Your task: Pull out every line with the word "title" from the entries below.

Stored data entries:
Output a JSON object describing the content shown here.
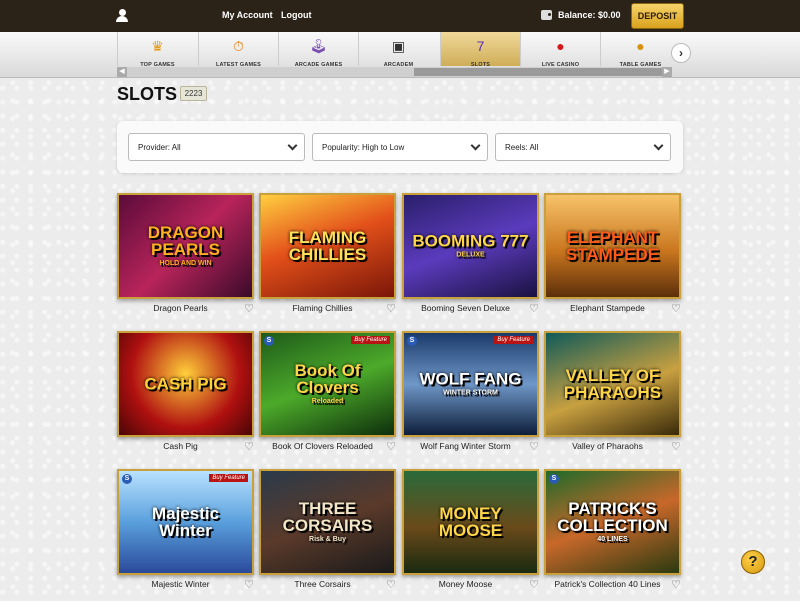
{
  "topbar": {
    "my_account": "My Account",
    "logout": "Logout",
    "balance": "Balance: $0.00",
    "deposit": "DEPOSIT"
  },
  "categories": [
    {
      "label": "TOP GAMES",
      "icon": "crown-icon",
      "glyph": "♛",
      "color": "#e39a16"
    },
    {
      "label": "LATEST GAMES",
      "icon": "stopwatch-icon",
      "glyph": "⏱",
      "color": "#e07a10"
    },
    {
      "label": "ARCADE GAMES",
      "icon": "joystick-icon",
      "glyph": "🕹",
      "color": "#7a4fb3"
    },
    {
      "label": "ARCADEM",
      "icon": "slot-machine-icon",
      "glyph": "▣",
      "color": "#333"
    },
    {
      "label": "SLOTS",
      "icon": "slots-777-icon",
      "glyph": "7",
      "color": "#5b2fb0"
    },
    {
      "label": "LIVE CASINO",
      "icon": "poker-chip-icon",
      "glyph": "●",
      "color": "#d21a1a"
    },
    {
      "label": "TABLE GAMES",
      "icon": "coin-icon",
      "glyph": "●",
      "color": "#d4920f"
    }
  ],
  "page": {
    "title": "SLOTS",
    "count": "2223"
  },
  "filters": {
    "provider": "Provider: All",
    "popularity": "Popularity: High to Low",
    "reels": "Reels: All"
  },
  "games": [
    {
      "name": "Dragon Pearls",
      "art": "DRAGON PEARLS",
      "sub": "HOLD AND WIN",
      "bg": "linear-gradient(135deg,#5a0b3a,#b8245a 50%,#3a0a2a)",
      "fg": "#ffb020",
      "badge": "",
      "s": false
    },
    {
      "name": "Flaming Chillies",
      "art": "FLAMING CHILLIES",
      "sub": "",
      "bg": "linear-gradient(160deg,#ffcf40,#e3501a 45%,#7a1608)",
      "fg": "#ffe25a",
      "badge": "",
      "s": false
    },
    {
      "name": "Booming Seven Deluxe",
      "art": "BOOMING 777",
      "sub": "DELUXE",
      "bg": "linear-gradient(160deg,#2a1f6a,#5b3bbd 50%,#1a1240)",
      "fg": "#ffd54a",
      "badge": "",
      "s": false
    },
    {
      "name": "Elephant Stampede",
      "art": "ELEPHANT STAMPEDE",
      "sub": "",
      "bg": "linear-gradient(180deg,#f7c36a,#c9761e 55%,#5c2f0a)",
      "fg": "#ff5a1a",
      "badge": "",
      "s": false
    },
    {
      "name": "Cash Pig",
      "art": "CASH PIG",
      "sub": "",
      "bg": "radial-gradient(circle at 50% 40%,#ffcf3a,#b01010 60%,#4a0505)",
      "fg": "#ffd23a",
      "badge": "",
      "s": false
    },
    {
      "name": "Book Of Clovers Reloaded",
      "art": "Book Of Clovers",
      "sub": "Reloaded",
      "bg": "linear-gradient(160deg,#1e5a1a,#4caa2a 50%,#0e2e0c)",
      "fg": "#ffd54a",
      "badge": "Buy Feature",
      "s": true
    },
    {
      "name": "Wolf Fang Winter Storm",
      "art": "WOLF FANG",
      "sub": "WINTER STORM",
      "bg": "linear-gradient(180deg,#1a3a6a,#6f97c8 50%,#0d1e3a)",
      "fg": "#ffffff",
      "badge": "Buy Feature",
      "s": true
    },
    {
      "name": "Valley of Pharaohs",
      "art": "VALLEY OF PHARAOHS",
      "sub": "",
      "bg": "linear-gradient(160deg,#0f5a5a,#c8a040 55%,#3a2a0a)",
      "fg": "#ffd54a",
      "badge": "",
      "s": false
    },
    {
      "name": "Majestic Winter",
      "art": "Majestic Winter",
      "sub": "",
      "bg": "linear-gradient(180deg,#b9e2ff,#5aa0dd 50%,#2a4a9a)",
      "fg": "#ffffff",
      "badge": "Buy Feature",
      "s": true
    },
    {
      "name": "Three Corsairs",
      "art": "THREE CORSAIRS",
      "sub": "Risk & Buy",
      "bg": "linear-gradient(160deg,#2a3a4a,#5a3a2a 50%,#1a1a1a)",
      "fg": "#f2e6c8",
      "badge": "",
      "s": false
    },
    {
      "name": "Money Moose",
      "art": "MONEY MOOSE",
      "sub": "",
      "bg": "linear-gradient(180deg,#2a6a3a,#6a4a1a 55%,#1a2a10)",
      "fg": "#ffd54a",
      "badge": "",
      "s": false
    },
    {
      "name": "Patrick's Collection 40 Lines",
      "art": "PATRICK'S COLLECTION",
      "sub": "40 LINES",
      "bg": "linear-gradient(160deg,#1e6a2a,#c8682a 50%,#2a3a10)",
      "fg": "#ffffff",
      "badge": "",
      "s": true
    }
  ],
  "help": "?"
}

* * *

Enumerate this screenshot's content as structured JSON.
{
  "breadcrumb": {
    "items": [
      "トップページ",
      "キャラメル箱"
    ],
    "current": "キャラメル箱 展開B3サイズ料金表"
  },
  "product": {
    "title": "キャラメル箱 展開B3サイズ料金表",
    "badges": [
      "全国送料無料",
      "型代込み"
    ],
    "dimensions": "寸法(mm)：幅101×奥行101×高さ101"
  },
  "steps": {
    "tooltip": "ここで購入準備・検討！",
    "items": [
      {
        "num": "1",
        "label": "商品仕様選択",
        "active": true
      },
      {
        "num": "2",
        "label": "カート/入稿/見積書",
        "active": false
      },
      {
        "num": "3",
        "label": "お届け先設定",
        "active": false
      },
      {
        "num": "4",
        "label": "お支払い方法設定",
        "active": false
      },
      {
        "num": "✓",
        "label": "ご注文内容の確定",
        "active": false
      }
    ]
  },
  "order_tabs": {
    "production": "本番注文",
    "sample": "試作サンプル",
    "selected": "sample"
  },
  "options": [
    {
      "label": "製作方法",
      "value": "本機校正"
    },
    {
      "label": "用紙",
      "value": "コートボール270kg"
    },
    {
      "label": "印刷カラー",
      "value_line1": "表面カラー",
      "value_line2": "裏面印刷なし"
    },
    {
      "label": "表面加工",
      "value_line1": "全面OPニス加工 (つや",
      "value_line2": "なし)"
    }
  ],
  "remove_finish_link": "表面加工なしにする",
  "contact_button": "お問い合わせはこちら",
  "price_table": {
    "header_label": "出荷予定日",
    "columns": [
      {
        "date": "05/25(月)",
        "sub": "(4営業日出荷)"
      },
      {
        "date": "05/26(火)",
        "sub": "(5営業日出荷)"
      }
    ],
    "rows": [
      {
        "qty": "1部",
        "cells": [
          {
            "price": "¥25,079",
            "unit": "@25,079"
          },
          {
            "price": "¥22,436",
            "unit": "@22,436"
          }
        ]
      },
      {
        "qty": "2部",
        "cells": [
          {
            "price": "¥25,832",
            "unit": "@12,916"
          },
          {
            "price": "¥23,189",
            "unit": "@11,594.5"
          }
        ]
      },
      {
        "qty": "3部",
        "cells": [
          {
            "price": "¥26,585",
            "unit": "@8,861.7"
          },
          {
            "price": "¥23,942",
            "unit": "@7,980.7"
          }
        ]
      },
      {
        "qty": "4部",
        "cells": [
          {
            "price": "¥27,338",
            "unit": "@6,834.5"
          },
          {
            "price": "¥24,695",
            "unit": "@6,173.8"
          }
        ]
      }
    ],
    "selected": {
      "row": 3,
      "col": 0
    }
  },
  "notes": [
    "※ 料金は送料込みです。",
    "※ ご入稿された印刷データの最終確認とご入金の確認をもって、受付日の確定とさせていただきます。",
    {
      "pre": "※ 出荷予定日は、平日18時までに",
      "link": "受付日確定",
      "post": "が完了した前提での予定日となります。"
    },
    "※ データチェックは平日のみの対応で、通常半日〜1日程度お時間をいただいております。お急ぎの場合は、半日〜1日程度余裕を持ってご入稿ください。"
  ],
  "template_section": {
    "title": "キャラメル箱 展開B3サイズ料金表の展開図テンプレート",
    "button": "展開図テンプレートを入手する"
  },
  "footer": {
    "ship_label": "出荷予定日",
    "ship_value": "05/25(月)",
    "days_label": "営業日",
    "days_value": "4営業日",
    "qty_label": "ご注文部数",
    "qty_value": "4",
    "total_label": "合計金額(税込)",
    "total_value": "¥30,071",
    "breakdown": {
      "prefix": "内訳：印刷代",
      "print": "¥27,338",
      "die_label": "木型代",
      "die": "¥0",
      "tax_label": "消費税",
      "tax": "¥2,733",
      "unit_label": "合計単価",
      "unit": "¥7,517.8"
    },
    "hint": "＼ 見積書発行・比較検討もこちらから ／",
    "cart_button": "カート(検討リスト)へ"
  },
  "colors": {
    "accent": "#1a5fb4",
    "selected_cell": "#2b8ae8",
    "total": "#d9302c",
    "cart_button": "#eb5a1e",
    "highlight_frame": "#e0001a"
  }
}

==

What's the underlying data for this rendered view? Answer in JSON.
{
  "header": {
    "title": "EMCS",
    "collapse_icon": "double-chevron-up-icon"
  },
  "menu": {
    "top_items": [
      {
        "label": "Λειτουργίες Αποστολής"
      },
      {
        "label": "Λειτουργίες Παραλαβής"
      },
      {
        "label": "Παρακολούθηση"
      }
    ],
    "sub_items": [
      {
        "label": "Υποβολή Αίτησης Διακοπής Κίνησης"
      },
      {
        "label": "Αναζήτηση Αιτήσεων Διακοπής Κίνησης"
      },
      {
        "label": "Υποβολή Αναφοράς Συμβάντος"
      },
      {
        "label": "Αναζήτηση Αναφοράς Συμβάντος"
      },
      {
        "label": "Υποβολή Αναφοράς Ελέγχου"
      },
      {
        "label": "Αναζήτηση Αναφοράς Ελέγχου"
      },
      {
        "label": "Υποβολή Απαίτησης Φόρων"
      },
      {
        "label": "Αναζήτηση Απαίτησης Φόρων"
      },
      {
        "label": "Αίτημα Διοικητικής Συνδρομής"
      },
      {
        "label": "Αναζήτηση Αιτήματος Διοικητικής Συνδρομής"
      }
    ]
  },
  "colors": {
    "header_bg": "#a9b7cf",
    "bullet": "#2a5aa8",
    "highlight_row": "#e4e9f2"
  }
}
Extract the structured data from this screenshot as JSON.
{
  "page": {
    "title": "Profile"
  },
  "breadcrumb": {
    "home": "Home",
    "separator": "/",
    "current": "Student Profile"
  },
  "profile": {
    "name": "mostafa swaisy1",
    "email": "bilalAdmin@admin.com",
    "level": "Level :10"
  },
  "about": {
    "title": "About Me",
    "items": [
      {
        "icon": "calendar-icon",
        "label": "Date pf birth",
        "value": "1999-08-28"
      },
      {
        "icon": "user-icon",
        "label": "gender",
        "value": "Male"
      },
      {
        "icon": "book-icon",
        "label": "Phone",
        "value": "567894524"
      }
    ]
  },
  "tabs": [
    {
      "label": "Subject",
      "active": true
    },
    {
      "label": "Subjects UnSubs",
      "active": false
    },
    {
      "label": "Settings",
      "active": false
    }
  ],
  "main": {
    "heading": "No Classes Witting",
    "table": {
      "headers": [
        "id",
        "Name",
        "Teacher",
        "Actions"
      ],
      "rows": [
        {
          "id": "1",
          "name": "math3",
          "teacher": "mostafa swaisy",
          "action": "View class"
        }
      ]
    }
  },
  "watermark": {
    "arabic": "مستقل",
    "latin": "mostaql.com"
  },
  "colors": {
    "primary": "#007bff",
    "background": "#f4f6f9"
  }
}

Result of the task:
    "title": "SLOTS",
    "title": "キャラメル箱 展開B3サイズ料金表",
    "title": "キャラメル箱 展開B3サイズ料金表の展開図テンプレート",
    "title": "EMCS",
    "title": "Profile"
    "title": "About Me",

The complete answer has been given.